Data entries
--- Start ---

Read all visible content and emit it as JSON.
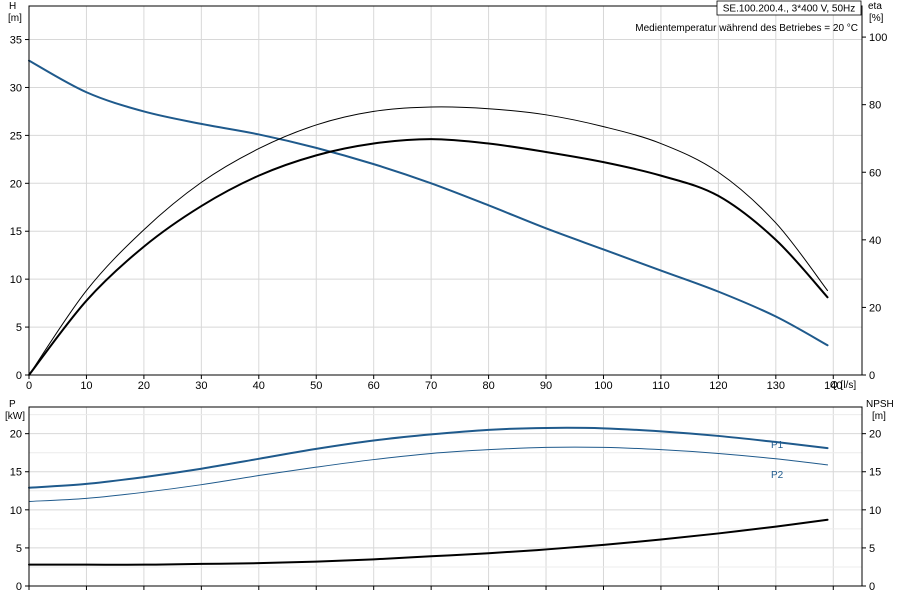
{
  "chart_data": [
    {
      "type": "line",
      "title": "SE.100.200.4., 3*400 V, 50Hz",
      "annotation": "Medientemperatur während des Betriebes = 20 °C",
      "xlabel": "Q [l/s]",
      "ylabel": "H",
      "ylabel_unit": "[m]",
      "y2label": "eta",
      "y2label_unit": "[%]",
      "xlim": [
        0,
        145
      ],
      "ylim": [
        0,
        38.5
      ],
      "y2lim": [
        0,
        109.2
      ],
      "xticks": [
        "0",
        "10",
        "20",
        "30",
        "40",
        "50",
        "60",
        "70",
        "80",
        "90",
        "100",
        "110",
        "120",
        "130",
        "140"
      ],
      "yticks": [
        "0",
        "5",
        "10",
        "15",
        "20",
        "25",
        "30",
        "35"
      ],
      "y2ticks": [
        "0",
        "20",
        "40",
        "60",
        "80",
        "100"
      ],
      "grid": true,
      "colors": {
        "head": "#1f5a8c",
        "eta": "#000000",
        "grid": "#d8d8d8",
        "frame": "#000000"
      },
      "series": [
        {
          "key": "head",
          "axis": "left",
          "color": "#1f5a8c",
          "width": 2,
          "x": [
            0,
            10,
            20,
            30,
            40,
            50,
            60,
            70,
            80,
            90,
            100,
            110,
            120,
            130,
            139
          ],
          "y": [
            32.8,
            29.5,
            27.5,
            26.2,
            25.1,
            23.7,
            22.0,
            20.0,
            17.7,
            15.3,
            13.1,
            10.9,
            8.7,
            6.1,
            3.1
          ]
        },
        {
          "key": "eta_thin",
          "axis": "right",
          "color": "#000000",
          "width": 1,
          "x": [
            0,
            10,
            20,
            30,
            40,
            50,
            60,
            70,
            80,
            90,
            100,
            110,
            120,
            130,
            139
          ],
          "y": [
            0,
            25,
            43,
            57,
            67,
            74,
            78,
            79.3,
            78.8,
            77,
            73.5,
            68.5,
            60,
            45,
            25
          ]
        },
        {
          "key": "eta_thick",
          "axis": "right",
          "color": "#000000",
          "width": 2,
          "x": [
            0,
            10,
            20,
            30,
            40,
            50,
            60,
            70,
            80,
            90,
            100,
            110,
            120,
            130,
            139
          ],
          "y": [
            0,
            22,
            38,
            50,
            59,
            65,
            68.5,
            69.8,
            68.5,
            66,
            63,
            59,
            53,
            40,
            23
          ]
        }
      ]
    },
    {
      "type": "line",
      "xlabel": "",
      "ylabel": "P",
      "ylabel_unit": "[kW]",
      "y2label": "NPSH",
      "y2label_unit": "[m]",
      "xlim": [
        0,
        145
      ],
      "ylim": [
        0,
        23.5
      ],
      "y2lim": [
        0,
        23.5
      ],
      "yticks": [
        "0",
        "5",
        "10",
        "15",
        "20"
      ],
      "y2ticks": [
        "0",
        "5",
        "10",
        "15",
        "20"
      ],
      "grid": true,
      "colors": {
        "p1": "#1f5a8c",
        "p2": "#1f5a8c",
        "npsh": "#000000"
      },
      "series": [
        {
          "key": "p1",
          "name": "P1",
          "axis": "left",
          "color": "#1f5a8c",
          "width": 2,
          "x": [
            0,
            10,
            20,
            30,
            40,
            50,
            60,
            70,
            80,
            90,
            100,
            110,
            120,
            130,
            139
          ],
          "y": [
            12.9,
            13.4,
            14.3,
            15.4,
            16.7,
            18.0,
            19.1,
            19.9,
            20.5,
            20.75,
            20.7,
            20.3,
            19.7,
            18.9,
            18.1
          ]
        },
        {
          "key": "p2",
          "name": "P2",
          "axis": "left",
          "color": "#1f5a8c",
          "width": 1,
          "x": [
            0,
            10,
            20,
            30,
            40,
            50,
            60,
            70,
            80,
            90,
            100,
            110,
            120,
            130,
            139
          ],
          "y": [
            11.1,
            11.5,
            12.3,
            13.3,
            14.5,
            15.6,
            16.6,
            17.4,
            17.9,
            18.2,
            18.2,
            17.9,
            17.4,
            16.7,
            15.9
          ]
        },
        {
          "key": "npsh",
          "axis": "right",
          "color": "#000000",
          "width": 2,
          "x": [
            0,
            10,
            20,
            30,
            40,
            50,
            60,
            70,
            80,
            90,
            100,
            110,
            120,
            130,
            139
          ],
          "y": [
            2.8,
            2.8,
            2.8,
            2.9,
            3.0,
            3.2,
            3.5,
            3.9,
            4.3,
            4.8,
            5.4,
            6.1,
            6.9,
            7.8,
            8.7
          ]
        }
      ]
    }
  ]
}
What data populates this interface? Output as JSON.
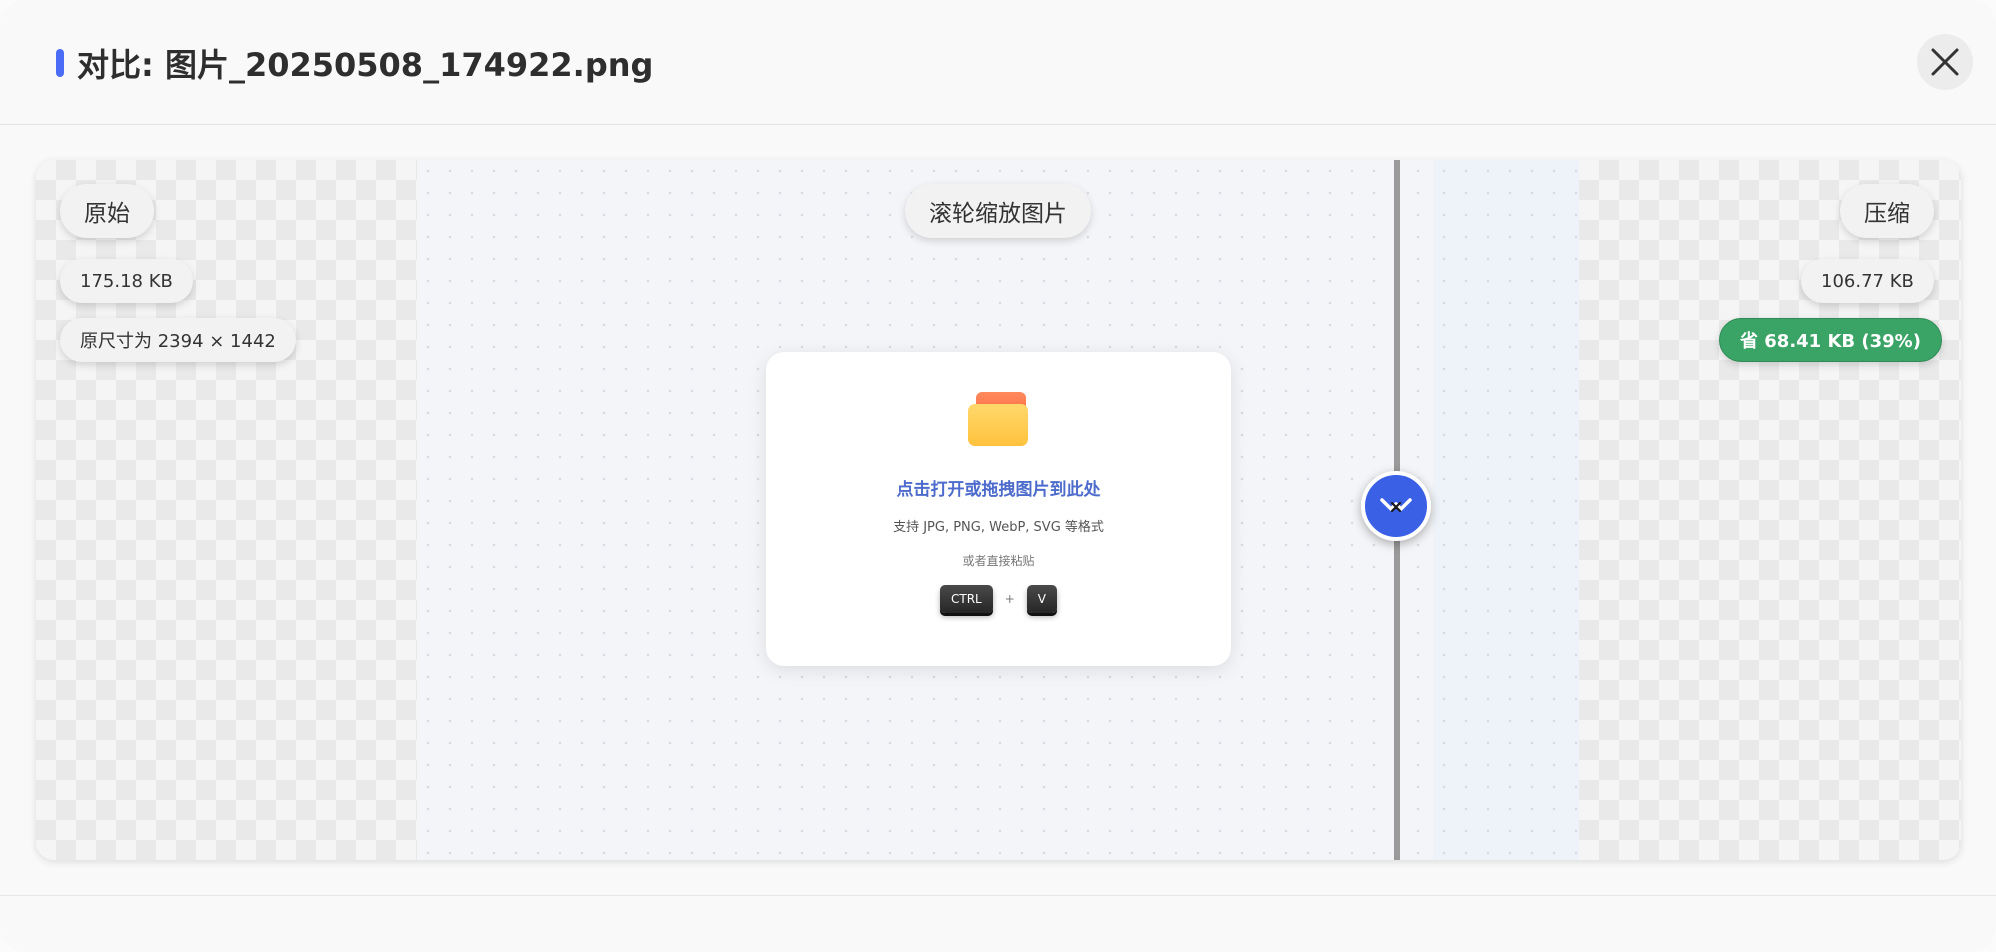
{
  "header": {
    "title": "对比: 图片_20250508_174922.png",
    "accent_color": "#4a6cf7",
    "close_icon": "close-icon"
  },
  "original": {
    "label": "原始",
    "size": "175.18 KB",
    "dimensions": "原尺寸为 2394 × 1442"
  },
  "center": {
    "zoom_hint": "滚轮缩放图片"
  },
  "compressed": {
    "label": "压缩",
    "size": "106.77 KB",
    "savings": "省 68.41 KB (39%)",
    "savings_color": "#3aa366"
  },
  "drop_zone": {
    "icon": "folder-icon",
    "title": "点击打开或拖拽图片到此处",
    "formats": "支持 JPG, PNG, WebP, SVG 等格式",
    "or_paste": "或者直接粘贴",
    "key_ctrl": "CTRL",
    "key_plus": "+",
    "key_v": "V"
  },
  "slider": {
    "handle_icon": "compare-handle-icon",
    "handle_color": "#3a60e6"
  }
}
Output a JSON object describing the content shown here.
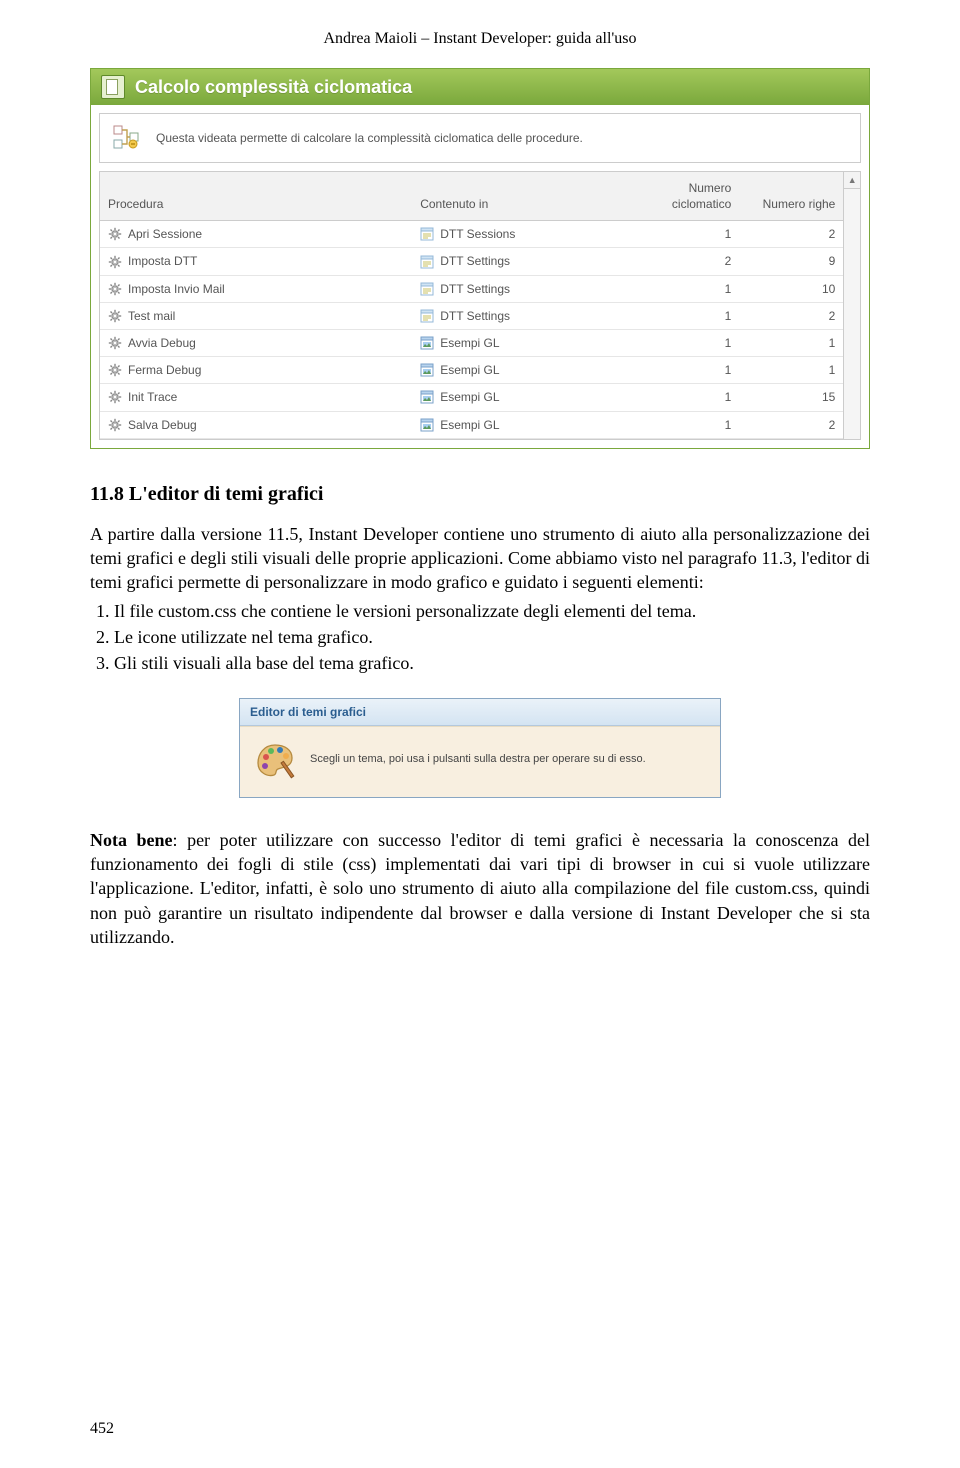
{
  "header": "Andrea Maioli – Instant Developer: guida all'uso",
  "page_number": "452",
  "app1": {
    "title": "Calcolo complessità ciclomatica",
    "description": "Questa videata permette di calcolare la complessità ciclomatica delle procedure.",
    "columns": {
      "procedura": "Procedura",
      "contenuto": "Contenuto in",
      "numero_ciclomatico": "Numero ciclomatico",
      "numero_righe": "Numero righe"
    },
    "rows": [
      {
        "procedura": "Apri Sessione",
        "contenuto": "DTT Sessions",
        "cont_type": "form",
        "nc": "1",
        "nr": "2"
      },
      {
        "procedura": "Imposta DTT",
        "contenuto": "DTT Settings",
        "cont_type": "form",
        "nc": "2",
        "nr": "9"
      },
      {
        "procedura": "Imposta Invio Mail",
        "contenuto": "DTT Settings",
        "cont_type": "form",
        "nc": "1",
        "nr": "10"
      },
      {
        "procedura": "Test mail",
        "contenuto": "DTT Settings",
        "cont_type": "form",
        "nc": "1",
        "nr": "2"
      },
      {
        "procedura": "Avvia Debug",
        "contenuto": "Esempi GL",
        "cont_type": "app",
        "nc": "1",
        "nr": "1"
      },
      {
        "procedura": "Ferma Debug",
        "contenuto": "Esempi GL",
        "cont_type": "app",
        "nc": "1",
        "nr": "1"
      },
      {
        "procedura": "Init Trace",
        "contenuto": "Esempi GL",
        "cont_type": "app",
        "nc": "1",
        "nr": "15"
      },
      {
        "procedura": "Salva Debug",
        "contenuto": "Esempi GL",
        "cont_type": "app",
        "nc": "1",
        "nr": "2"
      }
    ]
  },
  "section": {
    "heading": "11.8 L'editor di temi grafici",
    "para1": "A partire dalla versione 11.5, Instant Developer contiene uno strumento di aiuto alla personalizzazione dei temi grafici e degli stili visuali delle proprie applicazioni. Come abbiamo visto nel paragrafo 11.3, l'editor di temi grafici permette di personalizzare in modo grafico e guidato i seguenti elementi:",
    "items": [
      "Il file custom.css che contiene le versioni personalizzate degli elementi del tema.",
      "Le icone utilizzate nel tema grafico.",
      "Gli stili visuali alla base del tema grafico."
    ]
  },
  "editor_panel": {
    "title": "Editor di temi grafici",
    "text": "Scegli un tema, poi usa i pulsanti sulla destra per operare su di esso."
  },
  "nota_label": "Nota bene",
  "nota_body": ": per poter utilizzare con successo l'editor di temi grafici è necessaria la conoscenza del funzionamento dei fogli di stile (css) implementati dai vari tipi di browser in cui si vuole utilizzare l'applicazione. L'editor, infatti, è solo uno strumento di aiuto alla compilazione del file custom.css, quindi non può garantire un risultato indipendente dal browser e dalla versione di Instant Developer che si sta utilizzando."
}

--- End ---

**Problem description**
Of the lines above, how many include the word "delle"? Reply with the number only.

**Correct result**
2